>> START Material for the task

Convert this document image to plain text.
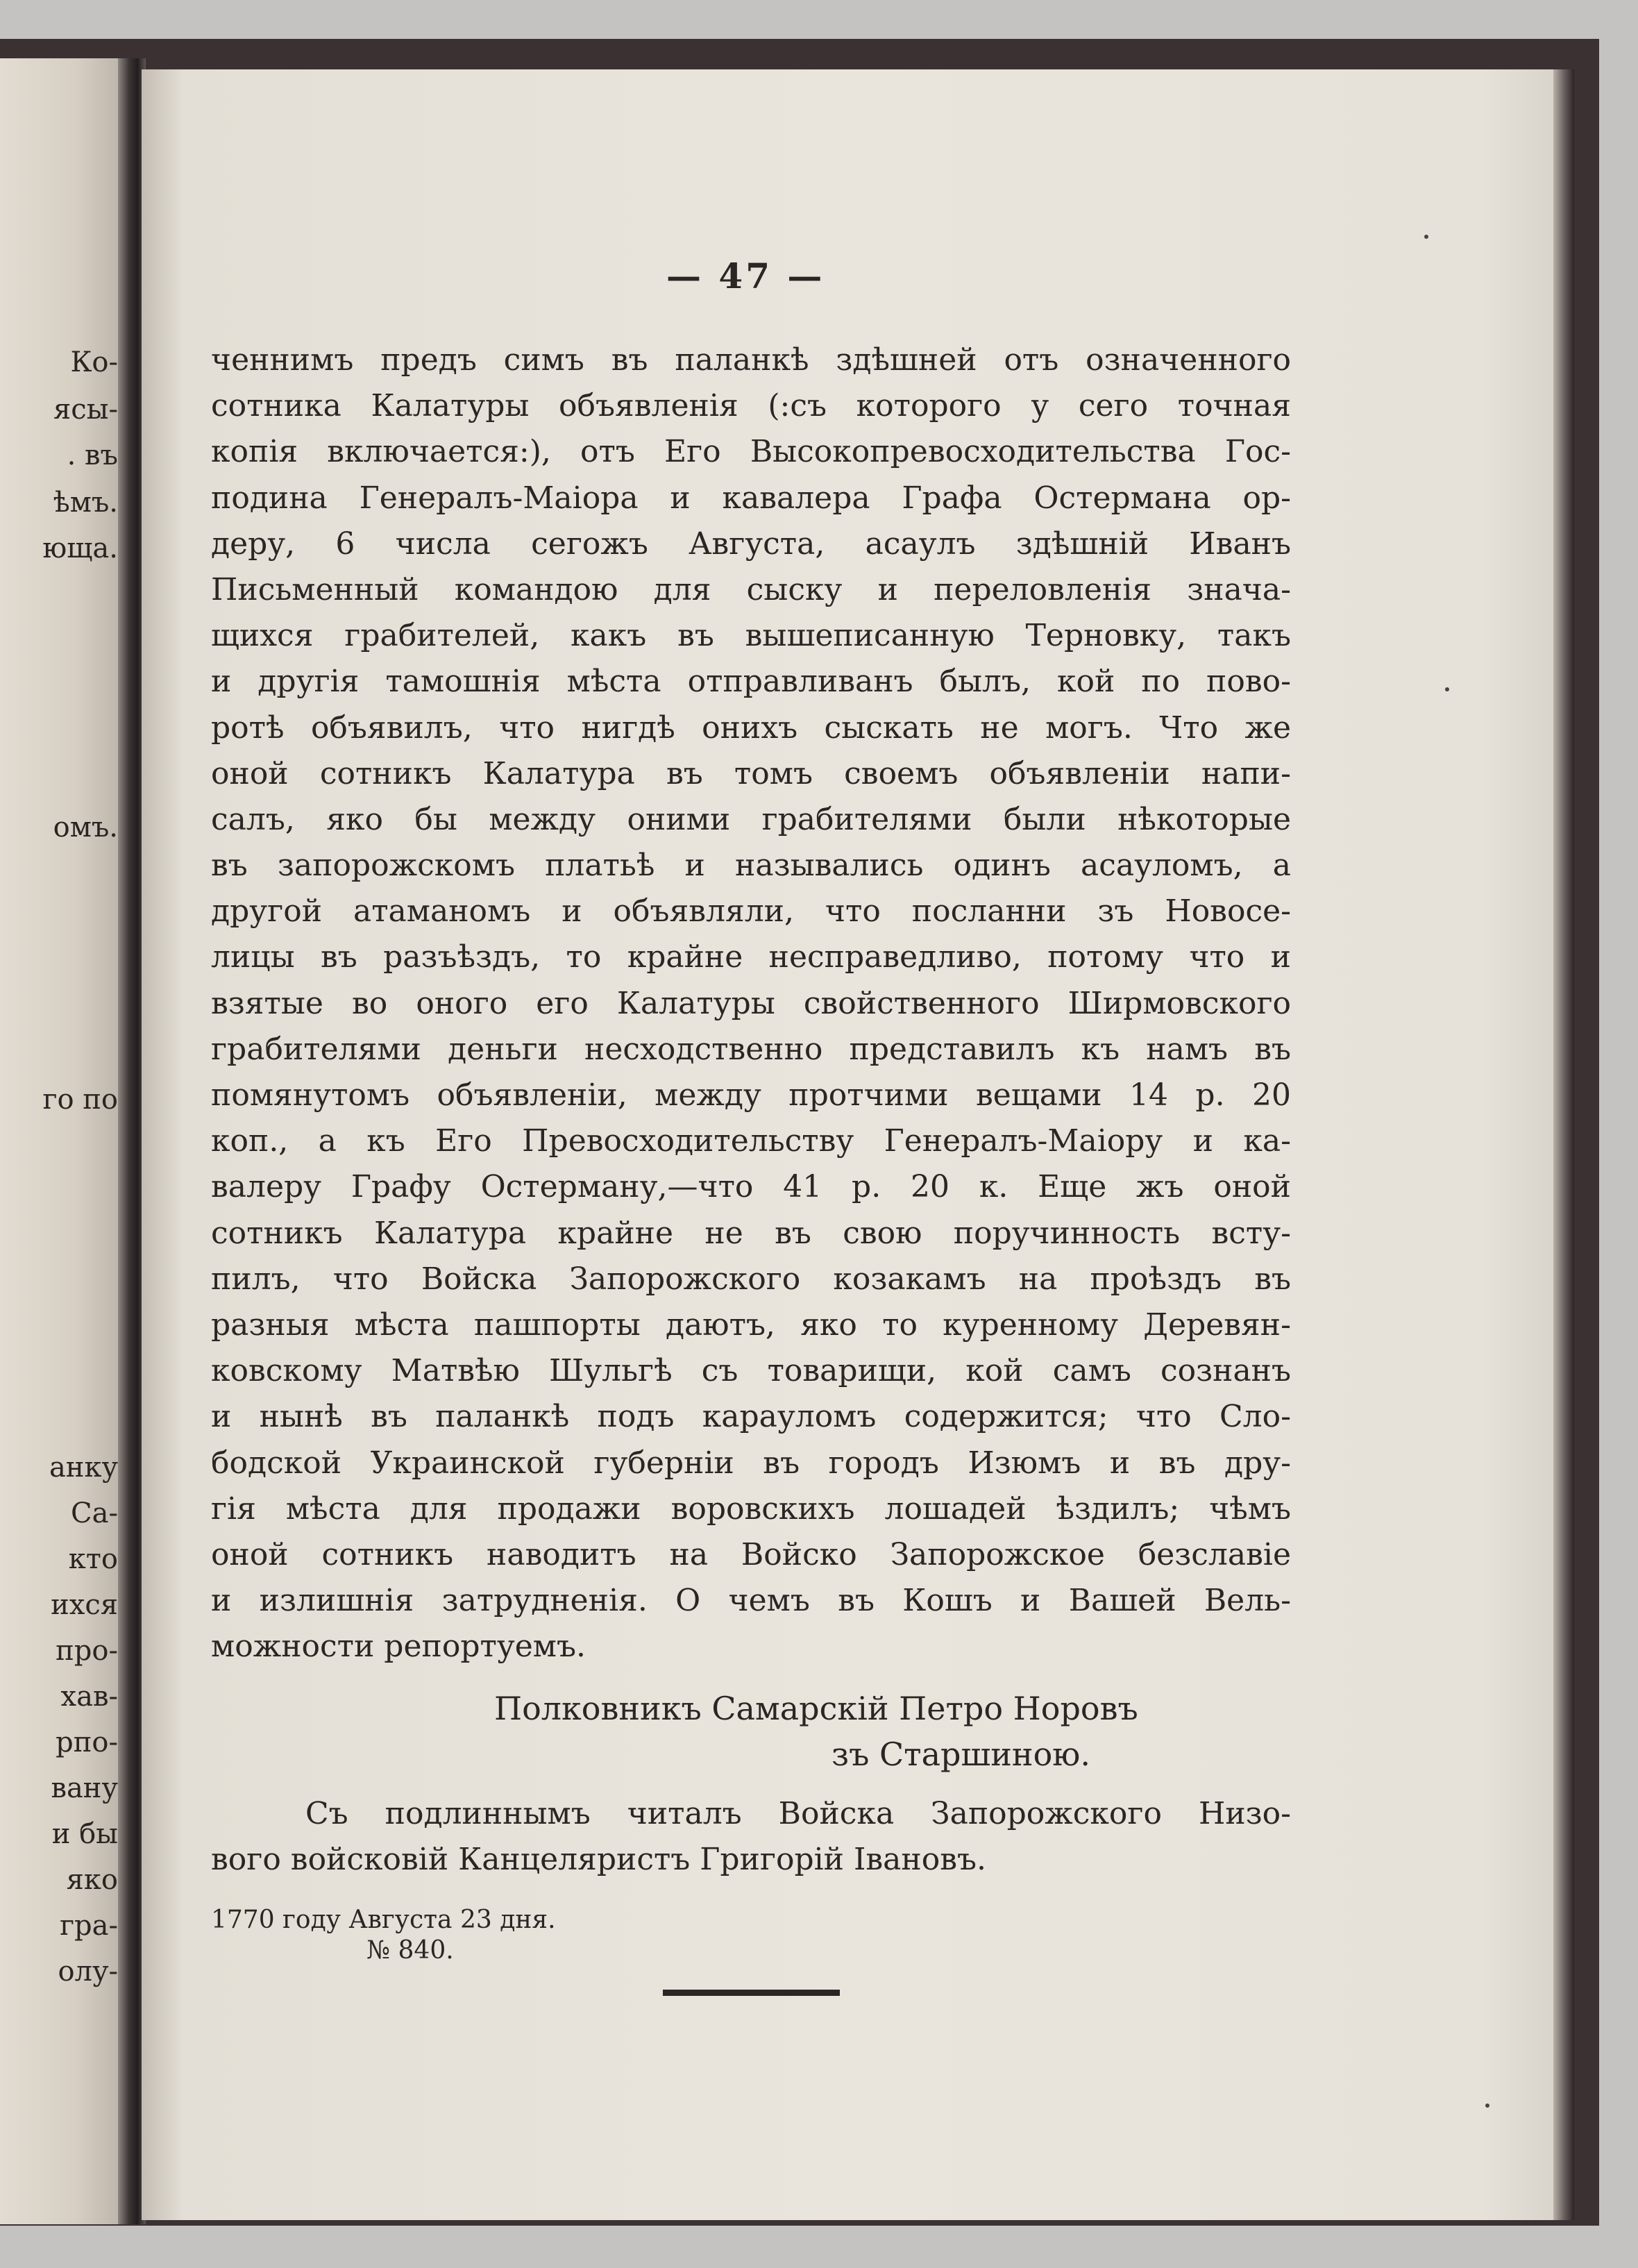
Ко-
ясы-
. въ
ѣмъ.
юща.
омъ.
го по
анку
Са-
кто
ихся
про-
хав-
рпо-
вану
и бы
яко
гра-
олу-
— 47 —
ченнимъ предъ симъ въ паланкѣ здѣшней отъ означенного
сотника Калатуры объявленія (:съ которого у сего точная
копія включается:), отъ Его Высокопревосходительства Гос-
подина Генералъ-Маіора и кавалера Графа Остермана ор-
деру, 6 числа сегожъ Августа, асаулъ здѣшній Иванъ
Письменный командою для сыску и переловленія знача-
щихся грабителей, какъ въ вышеписанную Терновку, такъ
и другія тамошнія мѣста отправливанъ былъ, кой по пово-
ротѣ объявилъ, что нигдѣ онихъ сыскать не могъ. Что же
оной сотникъ Калатура въ томъ своемъ объявленіи напи-
салъ, яко бы между оними грабителями были нѣкоторые
въ запорожскомъ платьѣ и назывались одинъ асауломъ, а
другой атаманомъ и объявляли, что посланни зъ Новосе-
лицы въ разъѣздъ, то крайне несправедливо, потому что и
взятые во оного его Калатуры свойственного Ширмовского
грабителями деньги несходственно представилъ къ намъ въ
помянутомъ объявленіи, между протчими вещами 14 р. 20
коп., а къ Его Превосходительству Генералъ-Маіору и ка-
валеру Графу Остерману,—что 41 р. 20 к. Еще жъ оной
сотникъ Калатура крайне не въ свою поручинность всту-
пилъ, что Войска Запорожского козакамъ на проѣздъ въ
разныя мѣста пашпорты даютъ, яко то куренному Деревян-
ковскому Матвѣю Шульгѣ съ товарищи, кой самъ сознанъ
и нынѣ въ паланкѣ подъ карауломъ содержится; что Сло-
бодской Украинской губерніи въ городъ Изюмъ и въ дру-
гія мѣста для продажи воровскихъ лошадей ѣздилъ; чѣмъ
оной сотникъ наводитъ на Войско Запорожское безславіе
и излишнія затрудненія. О чемъ въ Кошъ и Вашей Вель-
можности репортуемъ.
Полковникъ Самарскій Петро Норовъ
зъ Старшиною.
Съ подлиннымъ читалъ Войска Запорожского Низо-
вого войсковій Канцеляристъ Григорій Івановъ.
1770 году Августа 23 дня.
№ 840.
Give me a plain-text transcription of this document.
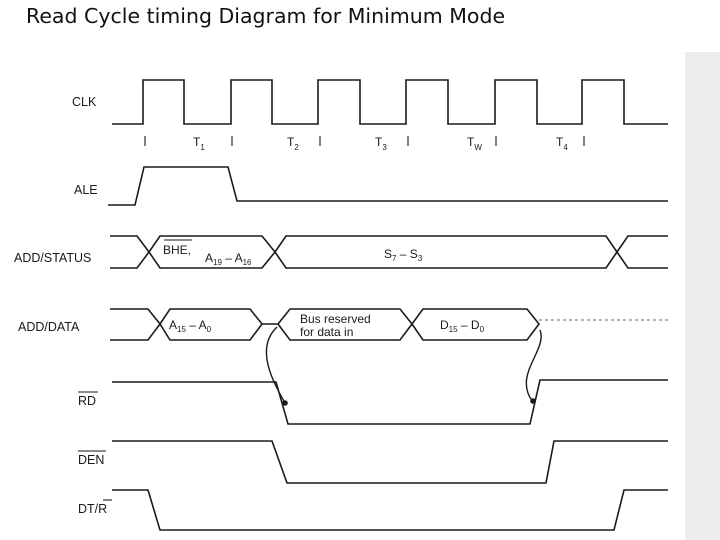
Read Cycle timing Diagram for Minimum Mode
CLK
ALE
ADD/STATUS
ADD/DATA
RD
DEN
DT/R
$T_1$	$T_2$	$T_3$	$T_W$	$T_4$
BHE,
$A_{19} - A_{16}$
$S_7 - S_3$
$A_{15} - A_0$
Bus reserved
for data in	$D_{15} - D_0$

>> END Material for the task

**To be done:** Reproduce precisely the lines of the entries above, from the one containing "Give me a plain-text" through the final one, both ends included, and omit the pictures.

**Expected answer:**
Give me a plain-text transcription of this document.
Read Cycle timing Diagram for Minimum Mode
CLK
ALE
ADD/STATUS
ADD/DATA
RD
DEN
DT/R
$T_1$	$T_2$	$T_3$	$T_W$	$T_4$
BHE,
$A_{19} - A_{16}$
$S_7 - S_3$
$A_{15} - A_0$
Bus reserved
for data in	$D_{15} - D_0$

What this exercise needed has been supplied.